▶ _Stored dataset items_
============================================================

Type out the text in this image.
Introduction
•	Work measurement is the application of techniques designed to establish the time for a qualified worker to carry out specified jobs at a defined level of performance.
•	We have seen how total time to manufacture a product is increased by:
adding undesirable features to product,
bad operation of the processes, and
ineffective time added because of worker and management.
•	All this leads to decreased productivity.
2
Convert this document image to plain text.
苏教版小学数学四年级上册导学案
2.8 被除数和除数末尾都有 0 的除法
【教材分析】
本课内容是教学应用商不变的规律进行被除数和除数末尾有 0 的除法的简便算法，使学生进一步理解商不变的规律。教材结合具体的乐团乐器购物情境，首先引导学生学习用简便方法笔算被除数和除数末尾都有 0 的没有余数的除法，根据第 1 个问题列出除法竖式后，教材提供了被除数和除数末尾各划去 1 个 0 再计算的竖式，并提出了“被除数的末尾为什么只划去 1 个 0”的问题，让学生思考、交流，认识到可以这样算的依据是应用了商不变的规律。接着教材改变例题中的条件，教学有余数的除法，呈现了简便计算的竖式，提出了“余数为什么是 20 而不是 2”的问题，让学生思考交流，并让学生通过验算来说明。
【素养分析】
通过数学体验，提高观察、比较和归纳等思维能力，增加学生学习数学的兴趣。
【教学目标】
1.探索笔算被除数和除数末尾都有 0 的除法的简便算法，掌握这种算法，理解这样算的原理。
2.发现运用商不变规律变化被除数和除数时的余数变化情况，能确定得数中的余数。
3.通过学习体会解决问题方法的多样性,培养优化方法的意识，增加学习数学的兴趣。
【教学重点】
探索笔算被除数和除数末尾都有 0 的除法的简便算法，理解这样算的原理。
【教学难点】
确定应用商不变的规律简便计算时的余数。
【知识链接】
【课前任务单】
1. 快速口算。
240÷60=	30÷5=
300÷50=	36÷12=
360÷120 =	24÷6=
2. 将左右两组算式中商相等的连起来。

============================================================

▶ _Exercise prompt_
Search the records for the word "worker", then list every line that has it.

▶ _Complete response_
•	Work measurement is the application of techniques designed to establish the time for a qualified worker to carry out specified jobs at a defined level of performance.
ineffective time added because of worker and management.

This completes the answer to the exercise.